### What this task involves
Examine the entries below, count the lines holding the string "content", and respond with the number only.
"""
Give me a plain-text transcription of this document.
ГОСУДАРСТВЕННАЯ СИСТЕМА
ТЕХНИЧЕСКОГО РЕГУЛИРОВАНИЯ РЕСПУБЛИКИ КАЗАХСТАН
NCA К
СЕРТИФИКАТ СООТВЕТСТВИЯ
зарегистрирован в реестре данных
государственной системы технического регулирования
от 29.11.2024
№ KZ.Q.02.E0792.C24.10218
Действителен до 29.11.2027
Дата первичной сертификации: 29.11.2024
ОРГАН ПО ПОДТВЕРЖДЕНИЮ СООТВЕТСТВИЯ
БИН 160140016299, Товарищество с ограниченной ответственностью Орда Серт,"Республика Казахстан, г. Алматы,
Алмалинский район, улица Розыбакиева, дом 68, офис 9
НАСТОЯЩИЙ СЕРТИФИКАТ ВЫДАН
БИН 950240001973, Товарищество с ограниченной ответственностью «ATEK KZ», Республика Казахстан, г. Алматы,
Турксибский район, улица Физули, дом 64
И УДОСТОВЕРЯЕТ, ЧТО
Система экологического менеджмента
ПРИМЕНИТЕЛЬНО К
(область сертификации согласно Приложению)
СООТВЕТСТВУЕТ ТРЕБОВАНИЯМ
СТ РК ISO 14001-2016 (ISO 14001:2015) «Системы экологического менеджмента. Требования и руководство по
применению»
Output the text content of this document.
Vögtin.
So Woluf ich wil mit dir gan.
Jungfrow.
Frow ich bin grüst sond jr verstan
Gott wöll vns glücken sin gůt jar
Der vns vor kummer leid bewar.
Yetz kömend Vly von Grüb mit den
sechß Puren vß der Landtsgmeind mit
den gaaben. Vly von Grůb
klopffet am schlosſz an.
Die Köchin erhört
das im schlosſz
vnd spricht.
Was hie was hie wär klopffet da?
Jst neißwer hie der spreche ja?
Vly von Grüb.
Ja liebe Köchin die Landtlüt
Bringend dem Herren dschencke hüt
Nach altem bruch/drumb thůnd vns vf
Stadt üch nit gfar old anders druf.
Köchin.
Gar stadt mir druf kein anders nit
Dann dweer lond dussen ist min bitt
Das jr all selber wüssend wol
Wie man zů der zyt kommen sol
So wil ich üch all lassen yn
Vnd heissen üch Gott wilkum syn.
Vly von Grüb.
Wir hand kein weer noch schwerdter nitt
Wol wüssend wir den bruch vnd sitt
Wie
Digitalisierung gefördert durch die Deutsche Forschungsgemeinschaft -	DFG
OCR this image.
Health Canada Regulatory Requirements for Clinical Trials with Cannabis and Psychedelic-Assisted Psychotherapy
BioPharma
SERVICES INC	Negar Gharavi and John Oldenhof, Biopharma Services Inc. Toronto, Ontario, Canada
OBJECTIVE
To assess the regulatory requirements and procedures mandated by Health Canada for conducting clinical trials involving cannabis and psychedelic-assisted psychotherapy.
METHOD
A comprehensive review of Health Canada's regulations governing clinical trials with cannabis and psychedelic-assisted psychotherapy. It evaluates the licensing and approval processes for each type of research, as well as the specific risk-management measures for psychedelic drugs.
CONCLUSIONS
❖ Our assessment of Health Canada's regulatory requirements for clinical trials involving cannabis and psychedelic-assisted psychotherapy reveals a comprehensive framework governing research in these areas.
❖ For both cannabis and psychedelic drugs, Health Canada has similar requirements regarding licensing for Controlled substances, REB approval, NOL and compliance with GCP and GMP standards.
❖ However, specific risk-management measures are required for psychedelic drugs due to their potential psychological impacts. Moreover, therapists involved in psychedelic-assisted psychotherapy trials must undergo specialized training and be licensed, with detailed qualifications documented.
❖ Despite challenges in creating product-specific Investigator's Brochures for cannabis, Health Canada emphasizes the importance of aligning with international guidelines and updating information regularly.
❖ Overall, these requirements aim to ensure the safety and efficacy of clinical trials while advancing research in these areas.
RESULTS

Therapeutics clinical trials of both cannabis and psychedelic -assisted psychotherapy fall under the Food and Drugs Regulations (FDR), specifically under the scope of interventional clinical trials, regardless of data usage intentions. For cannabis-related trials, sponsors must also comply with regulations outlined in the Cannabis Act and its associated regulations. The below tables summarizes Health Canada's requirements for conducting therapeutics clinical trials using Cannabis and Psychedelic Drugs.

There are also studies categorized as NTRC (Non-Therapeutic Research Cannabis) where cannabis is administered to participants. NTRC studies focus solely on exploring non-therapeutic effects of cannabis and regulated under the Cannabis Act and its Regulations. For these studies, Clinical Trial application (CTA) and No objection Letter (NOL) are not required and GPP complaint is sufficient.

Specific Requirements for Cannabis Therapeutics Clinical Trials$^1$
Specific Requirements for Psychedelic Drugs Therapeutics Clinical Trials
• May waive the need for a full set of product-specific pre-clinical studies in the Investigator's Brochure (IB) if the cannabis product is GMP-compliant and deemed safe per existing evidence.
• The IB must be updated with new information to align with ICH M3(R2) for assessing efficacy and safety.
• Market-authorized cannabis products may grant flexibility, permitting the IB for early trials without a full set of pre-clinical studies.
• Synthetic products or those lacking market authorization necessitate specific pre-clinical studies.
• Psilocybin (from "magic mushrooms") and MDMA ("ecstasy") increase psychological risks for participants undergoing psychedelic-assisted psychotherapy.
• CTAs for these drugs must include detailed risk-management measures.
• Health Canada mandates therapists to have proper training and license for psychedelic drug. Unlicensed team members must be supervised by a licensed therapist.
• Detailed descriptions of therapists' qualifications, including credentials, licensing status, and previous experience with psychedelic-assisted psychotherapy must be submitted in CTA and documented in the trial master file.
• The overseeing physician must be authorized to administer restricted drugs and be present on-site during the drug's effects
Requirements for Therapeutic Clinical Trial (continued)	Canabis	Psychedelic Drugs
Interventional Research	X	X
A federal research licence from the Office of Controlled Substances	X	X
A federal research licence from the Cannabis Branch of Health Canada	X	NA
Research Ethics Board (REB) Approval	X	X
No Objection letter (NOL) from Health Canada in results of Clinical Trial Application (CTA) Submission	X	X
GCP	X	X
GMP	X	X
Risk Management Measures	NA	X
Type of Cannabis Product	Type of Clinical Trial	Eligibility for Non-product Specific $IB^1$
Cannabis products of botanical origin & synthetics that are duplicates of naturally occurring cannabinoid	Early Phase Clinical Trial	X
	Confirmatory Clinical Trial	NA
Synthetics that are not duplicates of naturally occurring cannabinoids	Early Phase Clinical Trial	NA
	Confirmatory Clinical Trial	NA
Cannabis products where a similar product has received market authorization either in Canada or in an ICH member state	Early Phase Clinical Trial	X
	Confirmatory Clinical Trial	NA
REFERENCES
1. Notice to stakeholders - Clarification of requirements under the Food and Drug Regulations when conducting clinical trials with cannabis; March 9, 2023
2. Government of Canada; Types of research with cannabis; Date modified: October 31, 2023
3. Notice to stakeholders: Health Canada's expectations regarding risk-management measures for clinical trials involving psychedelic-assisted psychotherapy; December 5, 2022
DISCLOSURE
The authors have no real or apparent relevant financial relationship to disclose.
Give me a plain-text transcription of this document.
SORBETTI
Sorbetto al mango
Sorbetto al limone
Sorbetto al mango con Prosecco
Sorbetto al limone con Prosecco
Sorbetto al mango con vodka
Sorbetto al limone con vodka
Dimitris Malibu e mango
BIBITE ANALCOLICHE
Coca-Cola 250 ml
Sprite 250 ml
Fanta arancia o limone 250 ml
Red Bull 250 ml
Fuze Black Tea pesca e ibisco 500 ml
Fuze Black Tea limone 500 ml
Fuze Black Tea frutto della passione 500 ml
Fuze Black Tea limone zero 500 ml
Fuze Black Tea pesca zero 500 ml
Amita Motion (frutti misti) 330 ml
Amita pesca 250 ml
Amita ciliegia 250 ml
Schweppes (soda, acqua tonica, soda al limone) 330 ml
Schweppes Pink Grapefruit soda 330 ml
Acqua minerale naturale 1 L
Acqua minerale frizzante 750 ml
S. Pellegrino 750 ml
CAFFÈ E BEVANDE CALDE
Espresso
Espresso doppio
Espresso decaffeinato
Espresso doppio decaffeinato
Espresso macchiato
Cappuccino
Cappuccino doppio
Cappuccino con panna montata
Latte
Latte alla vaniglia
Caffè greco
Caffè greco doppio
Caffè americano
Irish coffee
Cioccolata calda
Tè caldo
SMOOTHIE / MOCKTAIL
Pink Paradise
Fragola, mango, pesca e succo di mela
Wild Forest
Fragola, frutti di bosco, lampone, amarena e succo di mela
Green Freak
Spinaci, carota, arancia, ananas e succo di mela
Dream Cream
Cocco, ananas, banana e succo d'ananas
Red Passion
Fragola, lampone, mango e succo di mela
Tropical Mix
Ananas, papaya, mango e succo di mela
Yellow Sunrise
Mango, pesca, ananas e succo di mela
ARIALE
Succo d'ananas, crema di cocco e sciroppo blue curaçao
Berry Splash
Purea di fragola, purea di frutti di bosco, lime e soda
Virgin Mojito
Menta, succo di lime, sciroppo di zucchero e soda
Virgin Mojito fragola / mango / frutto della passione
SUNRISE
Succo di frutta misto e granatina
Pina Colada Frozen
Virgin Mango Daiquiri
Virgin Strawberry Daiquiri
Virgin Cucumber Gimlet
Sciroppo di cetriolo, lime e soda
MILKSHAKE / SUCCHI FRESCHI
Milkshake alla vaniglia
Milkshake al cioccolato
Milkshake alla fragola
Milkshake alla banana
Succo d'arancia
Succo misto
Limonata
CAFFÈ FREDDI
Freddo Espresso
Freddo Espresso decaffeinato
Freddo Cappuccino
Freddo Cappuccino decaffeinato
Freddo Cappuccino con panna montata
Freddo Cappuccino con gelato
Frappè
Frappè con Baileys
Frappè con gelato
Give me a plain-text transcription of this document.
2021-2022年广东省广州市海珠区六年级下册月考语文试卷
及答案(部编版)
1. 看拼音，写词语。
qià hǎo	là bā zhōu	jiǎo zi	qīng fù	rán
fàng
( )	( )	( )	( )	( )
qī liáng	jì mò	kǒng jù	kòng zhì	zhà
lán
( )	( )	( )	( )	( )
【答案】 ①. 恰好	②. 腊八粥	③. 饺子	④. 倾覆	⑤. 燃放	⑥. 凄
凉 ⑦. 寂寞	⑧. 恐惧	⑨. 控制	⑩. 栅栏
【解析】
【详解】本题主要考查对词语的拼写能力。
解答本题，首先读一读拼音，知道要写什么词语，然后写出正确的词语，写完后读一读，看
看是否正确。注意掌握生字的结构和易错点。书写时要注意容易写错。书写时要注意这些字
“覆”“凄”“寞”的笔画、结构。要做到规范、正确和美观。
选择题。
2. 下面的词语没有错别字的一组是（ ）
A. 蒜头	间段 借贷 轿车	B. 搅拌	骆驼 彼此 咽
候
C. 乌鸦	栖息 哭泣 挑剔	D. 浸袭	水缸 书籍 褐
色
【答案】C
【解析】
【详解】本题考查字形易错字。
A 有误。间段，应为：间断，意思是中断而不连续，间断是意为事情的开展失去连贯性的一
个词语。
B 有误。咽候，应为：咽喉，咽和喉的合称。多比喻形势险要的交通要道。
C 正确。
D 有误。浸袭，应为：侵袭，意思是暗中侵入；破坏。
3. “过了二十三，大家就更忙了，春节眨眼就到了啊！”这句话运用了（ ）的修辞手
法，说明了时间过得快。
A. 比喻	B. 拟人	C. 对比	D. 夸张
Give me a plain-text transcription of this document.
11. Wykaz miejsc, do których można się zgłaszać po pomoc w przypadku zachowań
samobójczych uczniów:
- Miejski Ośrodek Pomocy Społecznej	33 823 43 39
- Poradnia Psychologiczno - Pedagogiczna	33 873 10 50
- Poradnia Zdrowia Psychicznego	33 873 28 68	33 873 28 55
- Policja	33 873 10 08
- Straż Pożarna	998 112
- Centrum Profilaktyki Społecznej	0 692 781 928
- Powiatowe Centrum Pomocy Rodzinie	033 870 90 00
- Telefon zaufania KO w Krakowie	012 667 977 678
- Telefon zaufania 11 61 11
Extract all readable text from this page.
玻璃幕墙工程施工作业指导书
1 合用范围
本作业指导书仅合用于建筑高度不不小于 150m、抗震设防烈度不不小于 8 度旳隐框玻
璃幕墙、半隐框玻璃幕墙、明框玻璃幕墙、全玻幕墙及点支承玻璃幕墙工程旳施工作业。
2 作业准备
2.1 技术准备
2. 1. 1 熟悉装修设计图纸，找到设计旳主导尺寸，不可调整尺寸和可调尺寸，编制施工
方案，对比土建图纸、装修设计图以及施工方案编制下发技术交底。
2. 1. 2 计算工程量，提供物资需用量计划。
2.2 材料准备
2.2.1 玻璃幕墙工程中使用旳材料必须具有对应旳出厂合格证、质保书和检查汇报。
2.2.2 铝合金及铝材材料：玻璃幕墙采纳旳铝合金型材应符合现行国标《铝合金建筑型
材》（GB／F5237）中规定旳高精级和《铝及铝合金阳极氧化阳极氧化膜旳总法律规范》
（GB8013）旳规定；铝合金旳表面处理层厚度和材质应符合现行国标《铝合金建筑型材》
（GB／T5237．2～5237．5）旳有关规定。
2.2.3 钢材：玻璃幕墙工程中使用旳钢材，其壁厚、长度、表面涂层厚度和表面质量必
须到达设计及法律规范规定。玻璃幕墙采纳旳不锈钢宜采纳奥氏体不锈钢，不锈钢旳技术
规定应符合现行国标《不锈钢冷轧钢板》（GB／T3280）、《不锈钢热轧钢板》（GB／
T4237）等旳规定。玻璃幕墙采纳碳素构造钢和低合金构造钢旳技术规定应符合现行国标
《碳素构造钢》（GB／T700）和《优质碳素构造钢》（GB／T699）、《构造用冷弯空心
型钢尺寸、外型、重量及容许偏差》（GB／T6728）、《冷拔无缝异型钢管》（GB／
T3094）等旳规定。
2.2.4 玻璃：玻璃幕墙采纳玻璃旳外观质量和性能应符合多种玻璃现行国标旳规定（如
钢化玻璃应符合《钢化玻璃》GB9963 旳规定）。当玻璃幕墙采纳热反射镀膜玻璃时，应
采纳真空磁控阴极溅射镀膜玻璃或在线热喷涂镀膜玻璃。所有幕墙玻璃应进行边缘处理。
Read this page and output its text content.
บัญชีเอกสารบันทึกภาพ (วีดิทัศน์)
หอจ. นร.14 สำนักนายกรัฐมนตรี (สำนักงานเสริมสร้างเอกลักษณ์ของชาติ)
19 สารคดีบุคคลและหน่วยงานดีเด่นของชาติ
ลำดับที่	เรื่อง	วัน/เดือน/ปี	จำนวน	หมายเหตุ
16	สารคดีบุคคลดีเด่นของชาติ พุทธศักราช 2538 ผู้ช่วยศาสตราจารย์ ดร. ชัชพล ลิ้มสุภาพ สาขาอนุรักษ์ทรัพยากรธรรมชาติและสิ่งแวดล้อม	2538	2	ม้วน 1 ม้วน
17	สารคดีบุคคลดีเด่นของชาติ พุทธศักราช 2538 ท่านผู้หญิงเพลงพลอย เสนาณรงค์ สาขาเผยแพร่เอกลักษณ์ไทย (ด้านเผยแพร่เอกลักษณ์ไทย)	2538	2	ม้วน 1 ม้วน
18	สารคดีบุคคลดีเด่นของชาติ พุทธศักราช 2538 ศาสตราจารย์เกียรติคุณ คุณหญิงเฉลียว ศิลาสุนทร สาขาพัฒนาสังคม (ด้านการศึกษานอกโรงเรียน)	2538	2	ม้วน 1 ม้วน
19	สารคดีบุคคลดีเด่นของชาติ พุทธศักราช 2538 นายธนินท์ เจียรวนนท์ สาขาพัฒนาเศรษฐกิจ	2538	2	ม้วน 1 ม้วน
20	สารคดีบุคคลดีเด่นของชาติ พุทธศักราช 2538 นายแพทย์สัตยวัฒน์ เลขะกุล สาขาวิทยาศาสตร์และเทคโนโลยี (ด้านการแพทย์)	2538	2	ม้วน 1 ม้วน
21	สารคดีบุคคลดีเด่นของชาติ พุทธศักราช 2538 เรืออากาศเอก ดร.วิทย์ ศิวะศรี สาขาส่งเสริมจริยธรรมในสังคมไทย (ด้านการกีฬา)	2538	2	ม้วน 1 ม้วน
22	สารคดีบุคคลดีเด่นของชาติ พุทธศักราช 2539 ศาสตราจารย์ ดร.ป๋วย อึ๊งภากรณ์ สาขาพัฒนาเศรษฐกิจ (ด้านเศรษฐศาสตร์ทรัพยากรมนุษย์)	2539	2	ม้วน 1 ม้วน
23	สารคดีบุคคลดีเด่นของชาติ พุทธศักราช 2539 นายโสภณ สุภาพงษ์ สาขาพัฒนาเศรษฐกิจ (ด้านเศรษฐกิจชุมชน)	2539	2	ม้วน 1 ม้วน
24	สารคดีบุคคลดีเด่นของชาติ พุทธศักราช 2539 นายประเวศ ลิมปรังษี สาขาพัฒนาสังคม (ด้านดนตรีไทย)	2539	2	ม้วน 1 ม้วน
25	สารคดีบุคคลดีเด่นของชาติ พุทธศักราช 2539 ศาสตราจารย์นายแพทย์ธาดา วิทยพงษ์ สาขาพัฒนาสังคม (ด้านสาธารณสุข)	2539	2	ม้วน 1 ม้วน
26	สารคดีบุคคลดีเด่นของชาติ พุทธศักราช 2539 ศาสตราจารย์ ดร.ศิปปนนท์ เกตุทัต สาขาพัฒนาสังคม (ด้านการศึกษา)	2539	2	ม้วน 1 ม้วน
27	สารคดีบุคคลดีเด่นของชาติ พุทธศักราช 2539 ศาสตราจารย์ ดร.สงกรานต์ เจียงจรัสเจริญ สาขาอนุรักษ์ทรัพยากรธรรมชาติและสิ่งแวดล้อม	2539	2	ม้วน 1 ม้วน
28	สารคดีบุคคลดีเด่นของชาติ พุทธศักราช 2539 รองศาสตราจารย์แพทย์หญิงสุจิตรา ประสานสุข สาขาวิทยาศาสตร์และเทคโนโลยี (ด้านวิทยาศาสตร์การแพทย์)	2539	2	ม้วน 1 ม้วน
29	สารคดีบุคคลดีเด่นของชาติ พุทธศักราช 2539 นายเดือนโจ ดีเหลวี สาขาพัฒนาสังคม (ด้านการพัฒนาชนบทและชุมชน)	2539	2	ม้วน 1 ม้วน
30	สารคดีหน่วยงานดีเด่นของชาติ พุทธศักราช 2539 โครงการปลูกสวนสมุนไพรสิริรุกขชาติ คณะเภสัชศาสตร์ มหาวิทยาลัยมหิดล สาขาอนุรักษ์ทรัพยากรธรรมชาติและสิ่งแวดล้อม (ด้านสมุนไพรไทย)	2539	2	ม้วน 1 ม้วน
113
"""
### Written reply
2